Short exercise >> List every line of the data below that contains the string "name", copying each matching line in full.

Input material >>
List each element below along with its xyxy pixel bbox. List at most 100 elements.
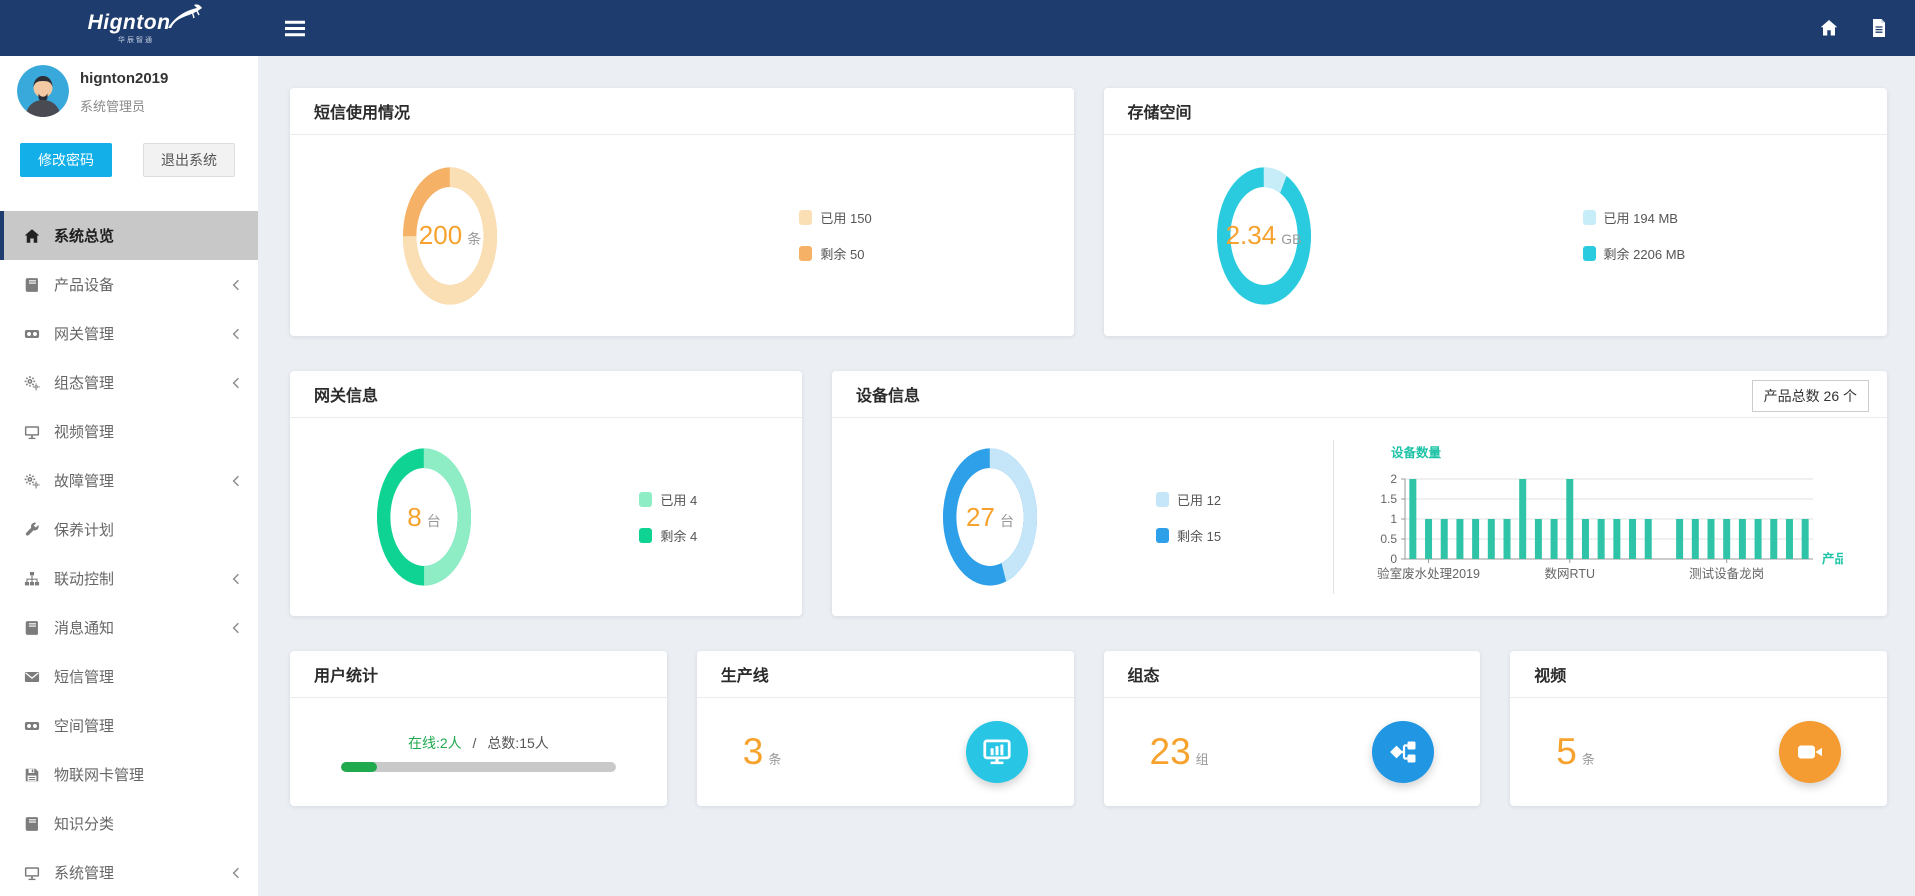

---

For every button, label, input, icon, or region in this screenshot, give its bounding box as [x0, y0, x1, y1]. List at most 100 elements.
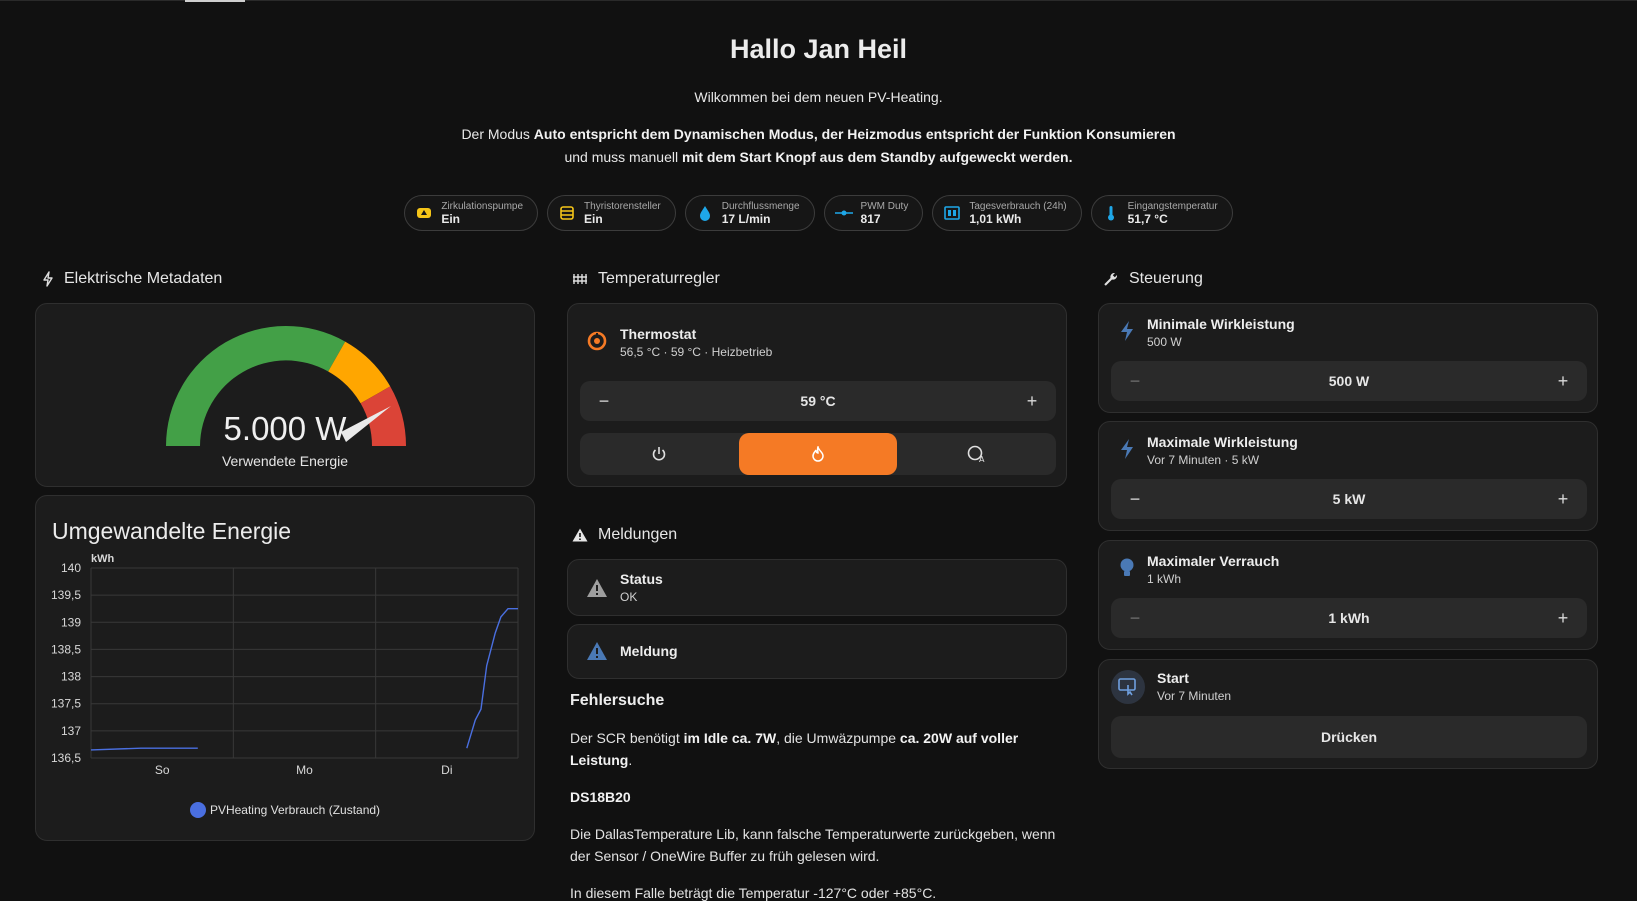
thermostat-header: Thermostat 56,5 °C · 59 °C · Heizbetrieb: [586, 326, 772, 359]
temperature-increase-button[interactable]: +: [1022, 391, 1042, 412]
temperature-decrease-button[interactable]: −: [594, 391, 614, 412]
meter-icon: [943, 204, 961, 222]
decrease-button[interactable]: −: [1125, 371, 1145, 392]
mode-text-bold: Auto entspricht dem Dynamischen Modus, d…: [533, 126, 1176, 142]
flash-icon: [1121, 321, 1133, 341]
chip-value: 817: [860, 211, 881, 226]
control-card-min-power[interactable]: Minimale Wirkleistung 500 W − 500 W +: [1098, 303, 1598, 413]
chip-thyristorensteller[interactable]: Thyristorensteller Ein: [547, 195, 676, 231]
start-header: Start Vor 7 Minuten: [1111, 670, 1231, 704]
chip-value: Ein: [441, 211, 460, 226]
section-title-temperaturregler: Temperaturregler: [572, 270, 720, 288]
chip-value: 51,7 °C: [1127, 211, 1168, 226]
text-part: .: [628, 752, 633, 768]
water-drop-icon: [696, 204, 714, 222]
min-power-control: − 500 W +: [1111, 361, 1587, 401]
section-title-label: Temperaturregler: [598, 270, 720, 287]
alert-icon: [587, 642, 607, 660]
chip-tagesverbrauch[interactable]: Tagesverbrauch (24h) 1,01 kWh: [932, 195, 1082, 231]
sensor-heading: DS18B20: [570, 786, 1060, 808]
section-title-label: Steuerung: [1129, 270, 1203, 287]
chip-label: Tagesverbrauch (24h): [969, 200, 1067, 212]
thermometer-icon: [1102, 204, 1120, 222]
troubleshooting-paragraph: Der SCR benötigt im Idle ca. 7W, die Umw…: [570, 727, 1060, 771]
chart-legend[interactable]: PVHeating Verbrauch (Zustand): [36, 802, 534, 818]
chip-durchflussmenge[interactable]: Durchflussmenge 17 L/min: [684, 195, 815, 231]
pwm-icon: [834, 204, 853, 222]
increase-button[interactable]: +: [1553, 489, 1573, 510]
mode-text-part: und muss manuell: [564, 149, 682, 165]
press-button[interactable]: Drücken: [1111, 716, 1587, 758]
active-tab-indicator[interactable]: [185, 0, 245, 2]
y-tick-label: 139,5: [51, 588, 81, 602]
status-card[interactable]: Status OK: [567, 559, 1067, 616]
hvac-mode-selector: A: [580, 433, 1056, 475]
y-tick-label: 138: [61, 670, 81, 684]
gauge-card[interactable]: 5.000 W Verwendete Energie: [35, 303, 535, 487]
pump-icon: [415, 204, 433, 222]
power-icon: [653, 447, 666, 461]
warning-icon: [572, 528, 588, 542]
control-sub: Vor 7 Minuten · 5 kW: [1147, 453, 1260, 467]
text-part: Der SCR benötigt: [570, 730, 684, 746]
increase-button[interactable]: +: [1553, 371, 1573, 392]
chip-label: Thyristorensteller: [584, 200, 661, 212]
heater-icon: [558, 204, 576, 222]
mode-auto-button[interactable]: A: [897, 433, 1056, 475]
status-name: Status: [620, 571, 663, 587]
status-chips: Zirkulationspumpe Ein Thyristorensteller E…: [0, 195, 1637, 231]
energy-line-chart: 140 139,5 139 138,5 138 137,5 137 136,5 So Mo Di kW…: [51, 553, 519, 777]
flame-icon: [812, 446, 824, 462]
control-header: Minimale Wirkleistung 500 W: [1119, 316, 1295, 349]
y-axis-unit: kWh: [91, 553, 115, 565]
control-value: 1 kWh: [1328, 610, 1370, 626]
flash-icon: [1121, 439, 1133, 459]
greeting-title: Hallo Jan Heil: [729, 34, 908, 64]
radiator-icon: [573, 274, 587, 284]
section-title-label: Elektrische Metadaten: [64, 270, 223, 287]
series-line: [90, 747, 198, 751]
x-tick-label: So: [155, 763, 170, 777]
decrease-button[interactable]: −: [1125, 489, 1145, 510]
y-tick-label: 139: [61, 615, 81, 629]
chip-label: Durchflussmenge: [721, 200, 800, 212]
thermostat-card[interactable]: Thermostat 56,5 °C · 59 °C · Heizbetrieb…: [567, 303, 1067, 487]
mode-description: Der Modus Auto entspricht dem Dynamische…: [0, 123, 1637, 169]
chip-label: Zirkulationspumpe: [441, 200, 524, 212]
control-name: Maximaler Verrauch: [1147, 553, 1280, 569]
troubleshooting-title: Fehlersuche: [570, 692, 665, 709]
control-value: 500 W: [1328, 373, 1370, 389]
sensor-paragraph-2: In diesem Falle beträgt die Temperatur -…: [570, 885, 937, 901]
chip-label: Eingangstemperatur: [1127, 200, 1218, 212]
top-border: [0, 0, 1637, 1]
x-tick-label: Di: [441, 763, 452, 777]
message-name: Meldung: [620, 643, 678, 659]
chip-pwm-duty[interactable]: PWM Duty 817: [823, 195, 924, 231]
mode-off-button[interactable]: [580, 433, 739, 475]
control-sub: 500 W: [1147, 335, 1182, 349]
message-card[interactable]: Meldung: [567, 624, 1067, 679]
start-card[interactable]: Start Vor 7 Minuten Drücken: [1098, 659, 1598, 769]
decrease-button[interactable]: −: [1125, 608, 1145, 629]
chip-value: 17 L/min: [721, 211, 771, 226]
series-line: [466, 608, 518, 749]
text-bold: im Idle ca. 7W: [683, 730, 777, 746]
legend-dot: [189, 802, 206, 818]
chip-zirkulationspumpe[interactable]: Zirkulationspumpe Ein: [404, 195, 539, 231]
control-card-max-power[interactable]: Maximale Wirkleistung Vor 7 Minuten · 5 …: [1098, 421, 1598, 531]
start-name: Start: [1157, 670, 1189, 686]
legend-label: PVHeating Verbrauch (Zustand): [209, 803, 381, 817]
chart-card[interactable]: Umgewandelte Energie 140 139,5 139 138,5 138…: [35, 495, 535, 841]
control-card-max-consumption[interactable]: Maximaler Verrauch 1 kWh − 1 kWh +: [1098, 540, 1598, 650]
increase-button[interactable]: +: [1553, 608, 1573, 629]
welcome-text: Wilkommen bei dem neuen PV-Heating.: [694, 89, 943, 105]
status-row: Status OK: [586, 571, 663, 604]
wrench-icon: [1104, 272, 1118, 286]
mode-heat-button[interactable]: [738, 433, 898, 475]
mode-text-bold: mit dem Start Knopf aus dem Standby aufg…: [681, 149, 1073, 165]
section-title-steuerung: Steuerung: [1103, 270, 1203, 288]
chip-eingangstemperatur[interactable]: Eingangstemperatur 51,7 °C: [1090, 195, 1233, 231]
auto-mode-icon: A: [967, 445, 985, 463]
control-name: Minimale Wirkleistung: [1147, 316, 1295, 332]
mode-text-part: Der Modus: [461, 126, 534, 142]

Completed exercise >>
status-name: Status: [620, 571, 663, 587]
control-name: Maximaler Verrauch: [1147, 553, 1280, 569]
message-name: Meldung: [620, 643, 678, 659]
start-name: Start: [1157, 670, 1189, 686]
control-name: Minimale Wirkleistung: [1147, 316, 1295, 332]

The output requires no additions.